Begin RAW DATA

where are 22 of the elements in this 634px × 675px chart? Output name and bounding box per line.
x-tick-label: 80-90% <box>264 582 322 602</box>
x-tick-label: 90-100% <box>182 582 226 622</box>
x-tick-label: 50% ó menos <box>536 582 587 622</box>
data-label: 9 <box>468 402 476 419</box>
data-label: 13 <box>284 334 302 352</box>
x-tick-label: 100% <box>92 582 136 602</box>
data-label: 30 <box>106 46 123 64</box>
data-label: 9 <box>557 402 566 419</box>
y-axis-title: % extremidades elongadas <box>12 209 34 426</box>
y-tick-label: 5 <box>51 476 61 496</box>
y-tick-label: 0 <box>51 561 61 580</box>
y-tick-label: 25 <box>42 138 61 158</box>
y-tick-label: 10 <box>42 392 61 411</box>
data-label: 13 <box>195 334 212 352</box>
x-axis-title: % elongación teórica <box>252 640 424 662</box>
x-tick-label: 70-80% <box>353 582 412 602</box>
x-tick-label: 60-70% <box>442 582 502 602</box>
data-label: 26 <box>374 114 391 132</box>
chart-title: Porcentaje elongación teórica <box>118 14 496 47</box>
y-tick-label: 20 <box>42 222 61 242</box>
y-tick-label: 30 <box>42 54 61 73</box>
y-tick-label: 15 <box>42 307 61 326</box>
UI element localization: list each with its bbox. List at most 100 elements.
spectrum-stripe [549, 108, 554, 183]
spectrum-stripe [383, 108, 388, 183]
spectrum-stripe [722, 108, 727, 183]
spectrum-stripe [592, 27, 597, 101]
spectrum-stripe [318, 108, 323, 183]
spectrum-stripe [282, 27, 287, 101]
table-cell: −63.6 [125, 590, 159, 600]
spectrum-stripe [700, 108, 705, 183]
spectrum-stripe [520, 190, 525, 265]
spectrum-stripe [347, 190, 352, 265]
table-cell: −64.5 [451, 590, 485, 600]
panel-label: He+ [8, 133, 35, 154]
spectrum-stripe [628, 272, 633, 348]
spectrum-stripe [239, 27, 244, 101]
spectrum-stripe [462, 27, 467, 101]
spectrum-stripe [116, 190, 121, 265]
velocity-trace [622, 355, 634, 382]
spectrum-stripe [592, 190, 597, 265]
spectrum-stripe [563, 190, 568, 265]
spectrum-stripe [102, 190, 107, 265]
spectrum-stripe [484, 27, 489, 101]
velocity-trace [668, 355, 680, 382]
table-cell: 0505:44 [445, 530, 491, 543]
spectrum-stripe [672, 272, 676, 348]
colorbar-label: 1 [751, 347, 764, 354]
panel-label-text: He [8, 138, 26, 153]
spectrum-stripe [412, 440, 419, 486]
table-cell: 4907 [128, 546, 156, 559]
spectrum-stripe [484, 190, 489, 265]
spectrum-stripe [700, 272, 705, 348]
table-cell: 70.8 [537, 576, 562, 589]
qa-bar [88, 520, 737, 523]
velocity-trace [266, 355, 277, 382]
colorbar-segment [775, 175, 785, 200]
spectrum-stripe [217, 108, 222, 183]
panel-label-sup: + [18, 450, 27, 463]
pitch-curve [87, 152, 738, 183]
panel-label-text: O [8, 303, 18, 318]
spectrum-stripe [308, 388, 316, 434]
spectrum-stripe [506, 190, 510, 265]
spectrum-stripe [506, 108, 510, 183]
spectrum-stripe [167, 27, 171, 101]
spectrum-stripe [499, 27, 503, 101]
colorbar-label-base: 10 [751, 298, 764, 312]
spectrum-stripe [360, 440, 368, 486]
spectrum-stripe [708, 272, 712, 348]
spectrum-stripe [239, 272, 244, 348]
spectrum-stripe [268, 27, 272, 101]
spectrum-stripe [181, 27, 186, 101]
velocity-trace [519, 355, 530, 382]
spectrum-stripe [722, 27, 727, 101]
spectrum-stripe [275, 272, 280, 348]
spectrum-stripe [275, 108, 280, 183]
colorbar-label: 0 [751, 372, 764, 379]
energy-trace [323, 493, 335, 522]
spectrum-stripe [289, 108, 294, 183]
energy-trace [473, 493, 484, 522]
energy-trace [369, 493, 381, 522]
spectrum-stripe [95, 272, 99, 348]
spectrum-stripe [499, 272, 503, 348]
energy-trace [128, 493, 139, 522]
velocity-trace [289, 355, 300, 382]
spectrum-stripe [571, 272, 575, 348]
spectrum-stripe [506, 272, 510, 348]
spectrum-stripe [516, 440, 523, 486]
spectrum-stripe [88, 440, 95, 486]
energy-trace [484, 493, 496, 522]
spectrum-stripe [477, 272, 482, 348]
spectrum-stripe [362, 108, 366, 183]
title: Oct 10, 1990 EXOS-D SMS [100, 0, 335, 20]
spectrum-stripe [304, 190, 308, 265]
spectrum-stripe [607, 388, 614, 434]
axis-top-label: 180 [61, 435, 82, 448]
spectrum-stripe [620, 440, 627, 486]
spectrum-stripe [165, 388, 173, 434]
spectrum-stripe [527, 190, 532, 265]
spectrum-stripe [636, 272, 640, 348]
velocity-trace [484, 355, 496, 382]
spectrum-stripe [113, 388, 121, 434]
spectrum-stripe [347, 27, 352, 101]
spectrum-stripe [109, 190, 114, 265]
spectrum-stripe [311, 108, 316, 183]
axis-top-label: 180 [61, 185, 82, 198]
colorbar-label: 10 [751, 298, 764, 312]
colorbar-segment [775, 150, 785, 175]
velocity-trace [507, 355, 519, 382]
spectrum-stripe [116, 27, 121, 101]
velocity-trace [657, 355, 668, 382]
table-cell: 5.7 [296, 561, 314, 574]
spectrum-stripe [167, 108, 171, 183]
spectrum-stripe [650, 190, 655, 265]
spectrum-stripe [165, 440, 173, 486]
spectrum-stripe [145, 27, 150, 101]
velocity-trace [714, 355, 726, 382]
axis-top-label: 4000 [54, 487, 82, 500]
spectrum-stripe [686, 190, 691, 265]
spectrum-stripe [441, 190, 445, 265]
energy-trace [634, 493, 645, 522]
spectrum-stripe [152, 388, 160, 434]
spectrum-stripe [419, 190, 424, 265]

End RAW DATA

TASK
Reproduce all the lines above, swapping every "spectrum-stripe" for "spectral-band" and leaving everything else unchanged.

OUTPUT OF THE TASK
where are 22 of the elements in this 634px × 675px chart? Output name and bounding box per line.
x-tick-label: 80-90% <box>264 582 322 602</box>
x-tick-label: 90-100% <box>182 582 226 622</box>
x-tick-label: 50% ó menos <box>536 582 587 622</box>
data-label: 9 <box>468 402 476 419</box>
data-label: 13 <box>284 334 302 352</box>
x-tick-label: 100% <box>92 582 136 602</box>
data-label: 30 <box>106 46 123 64</box>
data-label: 9 <box>557 402 566 419</box>
y-axis-title: % extremidades elongadas <box>12 209 34 426</box>
y-tick-label: 5 <box>51 476 61 496</box>
y-tick-label: 0 <box>51 561 61 580</box>
y-tick-label: 25 <box>42 138 61 158</box>
y-tick-label: 10 <box>42 392 61 411</box>
data-label: 13 <box>195 334 212 352</box>
x-axis-title: % elongación teórica <box>252 640 424 662</box>
x-tick-label: 70-80% <box>353 582 412 602</box>
x-tick-label: 60-70% <box>442 582 502 602</box>
data-label: 26 <box>374 114 391 132</box>
chart-title: Porcentaje elongación teórica <box>118 14 496 47</box>
y-tick-label: 20 <box>42 222 61 242</box>
y-tick-label: 30 <box>42 54 61 73</box>
y-tick-label: 15 <box>42 307 61 326</box>
UI element localization: list each with its bbox. List at most 100 elements.
spectral-band [549, 108, 554, 183]
spectral-band [383, 108, 388, 183]
spectral-band [722, 108, 727, 183]
spectral-band [592, 27, 597, 101]
spectral-band [318, 108, 323, 183]
spectral-band [282, 27, 287, 101]
table-cell: −63.6 [125, 590, 159, 600]
spectral-band [700, 108, 705, 183]
spectral-band [520, 190, 525, 265]
spectral-band [347, 190, 352, 265]
table-cell: −64.5 [451, 590, 485, 600]
panel-label: He+ [8, 133, 35, 154]
spectral-band [628, 272, 633, 348]
spectral-band [239, 27, 244, 101]
spectral-band [462, 27, 467, 101]
spectral-band [116, 190, 121, 265]
velocity-trace [622, 355, 634, 382]
spectral-band [592, 190, 597, 265]
spectral-band [563, 190, 568, 265]
spectral-band [102, 190, 107, 265]
spectral-band [484, 27, 489, 101]
velocity-trace [668, 355, 680, 382]
table-cell: 0505:44 [445, 530, 491, 543]
spectral-band [672, 272, 676, 348]
colorbar-label: 1 [751, 347, 764, 354]
panel-label-text: He [8, 138, 26, 153]
spectral-band [412, 440, 419, 486]
table-cell: 4907 [128, 546, 156, 559]
spectral-band [484, 190, 489, 265]
spectral-band [700, 272, 705, 348]
table-cell: 70.8 [537, 576, 562, 589]
qa-bar [88, 520, 737, 523]
velocity-trace [266, 355, 277, 382]
colorbar-segment [775, 175, 785, 200]
spectral-band [217, 108, 222, 183]
panel-label-sup: + [18, 450, 27, 463]
pitch-curve [87, 152, 738, 183]
panel-label-text: O [8, 303, 18, 318]
spectral-band [308, 388, 316, 434]
spectral-band [506, 190, 510, 265]
spectral-band [506, 108, 510, 183]
spectral-band [167, 27, 171, 101]
spectral-band [499, 27, 503, 101]
colorbar-label-base: 10 [751, 298, 764, 312]
spectral-band [360, 440, 368, 486]
spectral-band [708, 272, 712, 348]
spectral-band [239, 272, 244, 348]
spectral-band [268, 27, 272, 101]
spectral-band [181, 27, 186, 101]
velocity-trace [519, 355, 530, 382]
spectral-band [722, 27, 727, 101]
spectral-band [275, 272, 280, 348]
spectral-band [275, 108, 280, 183]
colorbar-label: 0 [751, 372, 764, 379]
energy-trace [323, 493, 335, 522]
spectral-band [289, 108, 294, 183]
energy-trace [473, 493, 484, 522]
energy-trace [369, 493, 381, 522]
spectral-band [95, 272, 99, 348]
spectral-band [499, 272, 503, 348]
energy-trace [128, 493, 139, 522]
velocity-trace [289, 355, 300, 382]
spectral-band [571, 272, 575, 348]
spectral-band [506, 272, 510, 348]
spectral-band [516, 440, 523, 486]
spectral-band [88, 440, 95, 486]
energy-trace [484, 493, 496, 522]
spectral-band [477, 272, 482, 348]
spectral-band [362, 108, 366, 183]
title: Oct 10, 1990 EXOS-D SMS [100, 0, 335, 20]
spectral-band [304, 190, 308, 265]
spectral-band [607, 388, 614, 434]
axis-top-label: 180 [61, 435, 82, 448]
spectral-band [620, 440, 627, 486]
spectral-band [165, 388, 173, 434]
spectral-band [527, 190, 532, 265]
spectral-band [636, 272, 640, 348]
velocity-trace [484, 355, 496, 382]
spectral-band [113, 388, 121, 434]
spectral-band [347, 27, 352, 101]
spectral-band [109, 190, 114, 265]
spectral-band [311, 108, 316, 183]
axis-top-label: 180 [61, 185, 82, 198]
colorbar-label: 10 [751, 298, 764, 312]
colorbar-segment [775, 150, 785, 175]
velocity-trace [507, 355, 519, 382]
spectral-band [116, 27, 121, 101]
velocity-trace [657, 355, 668, 382]
table-cell: 5.7 [296, 561, 314, 574]
spectral-band [167, 108, 171, 183]
spectral-band [650, 190, 655, 265]
spectral-band [165, 440, 173, 486]
spectral-band [145, 27, 150, 101]
velocity-trace [714, 355, 726, 382]
axis-top-label: 4000 [54, 487, 82, 500]
spectral-band [686, 190, 691, 265]
spectral-band [441, 190, 445, 265]
energy-trace [634, 493, 645, 522]
spectral-band [152, 388, 160, 434]
spectral-band [419, 190, 424, 265]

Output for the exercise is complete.